[WHAT TO DO]
Please transcribe the records precisely; pictures stay out of your copy.

[MATERIAL PROVIDED]

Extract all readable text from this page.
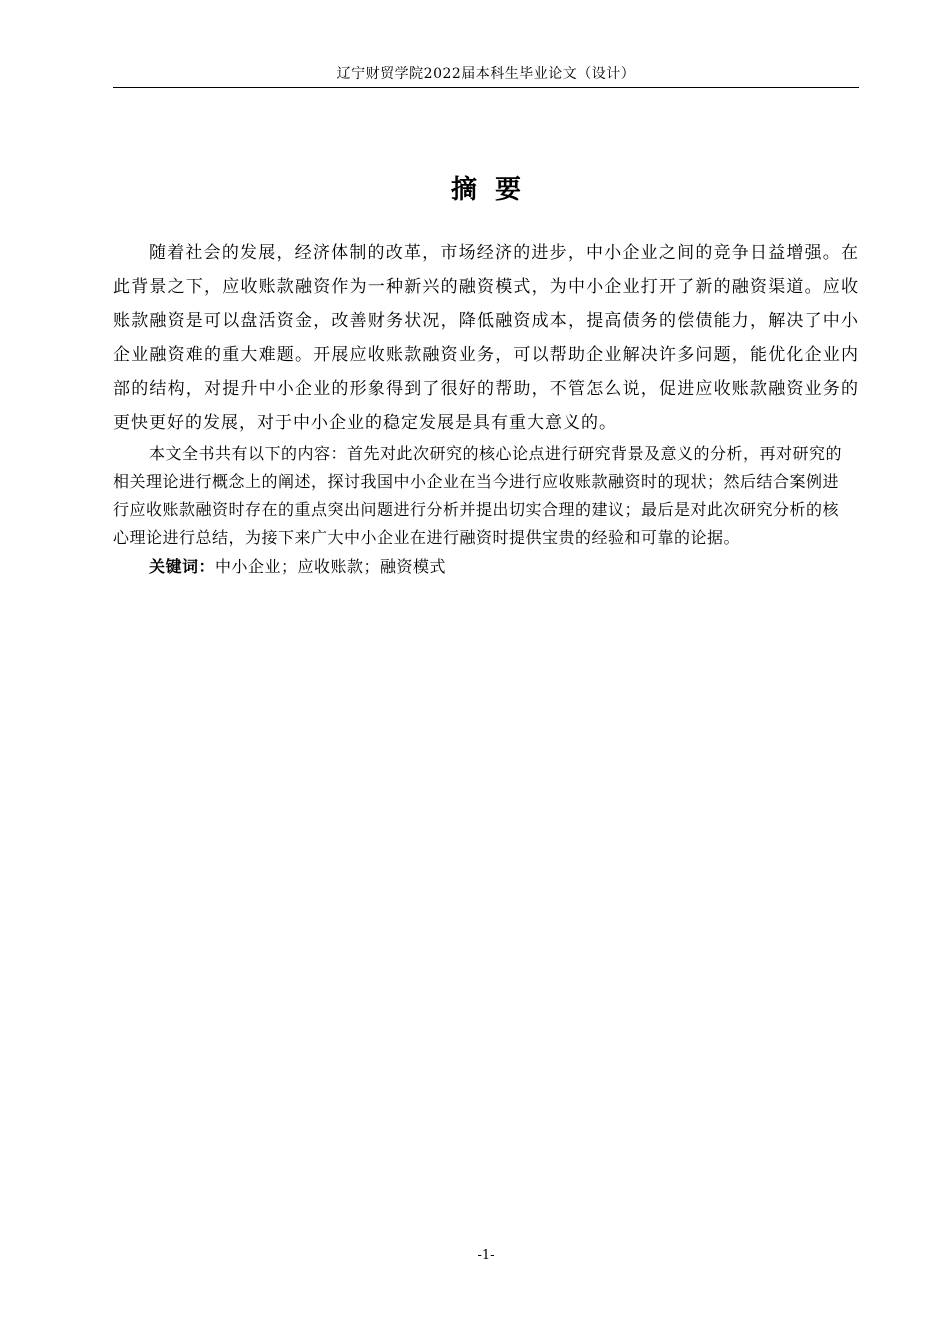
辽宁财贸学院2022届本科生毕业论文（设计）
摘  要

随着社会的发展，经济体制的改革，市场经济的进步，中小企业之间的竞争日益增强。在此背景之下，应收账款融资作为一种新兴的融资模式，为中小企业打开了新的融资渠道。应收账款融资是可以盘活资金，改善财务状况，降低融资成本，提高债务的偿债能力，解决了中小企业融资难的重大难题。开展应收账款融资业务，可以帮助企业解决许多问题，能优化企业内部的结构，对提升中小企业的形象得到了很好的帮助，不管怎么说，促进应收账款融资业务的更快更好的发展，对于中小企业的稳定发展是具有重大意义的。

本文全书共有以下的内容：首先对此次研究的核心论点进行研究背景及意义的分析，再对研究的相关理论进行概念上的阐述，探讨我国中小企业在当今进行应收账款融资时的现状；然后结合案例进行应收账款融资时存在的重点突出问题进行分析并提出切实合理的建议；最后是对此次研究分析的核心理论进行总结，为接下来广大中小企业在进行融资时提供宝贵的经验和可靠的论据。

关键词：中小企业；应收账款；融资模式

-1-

[REPLY]
Extract all readable text from this page.
辽宁财贸学院2022届本科生毕业论文（设计）
摘  要

随着社会的发展，经济体制的改革，市场经济的进步，中小企业之间的竞争日益增强。在此背景之下，应收账款融资作为一种新兴的融资模式，为中小企业打开了新的融资渠道。应收账款融资是可以盘活资金，改善财务状况，降低融资成本，提高债务的偿债能力，解决了中小企业融资难的重大难题。开展应收账款融资业务，可以帮助企业解决许多问题，能优化企业内部的结构，对提升中小企业的形象得到了很好的帮助，不管怎么说，促进应收账款融资业务的更快更好的发展，对于中小企业的稳定发展是具有重大意义的。

本文全书共有以下的内容：首先对此次研究的核心论点进行研究背景及意义的分析，再对研究的相关理论进行概念上的阐述，探讨我国中小企业在当今进行应收账款融资时的现状；然后结合案例进行应收账款融资时存在的重点突出问题进行分析并提出切实合理的建议；最后是对此次研究分析的核心理论进行总结，为接下来广大中小企业在进行融资时提供宝贵的经验和可靠的论据。

关键词：中小企业；应收账款；融资模式

-1-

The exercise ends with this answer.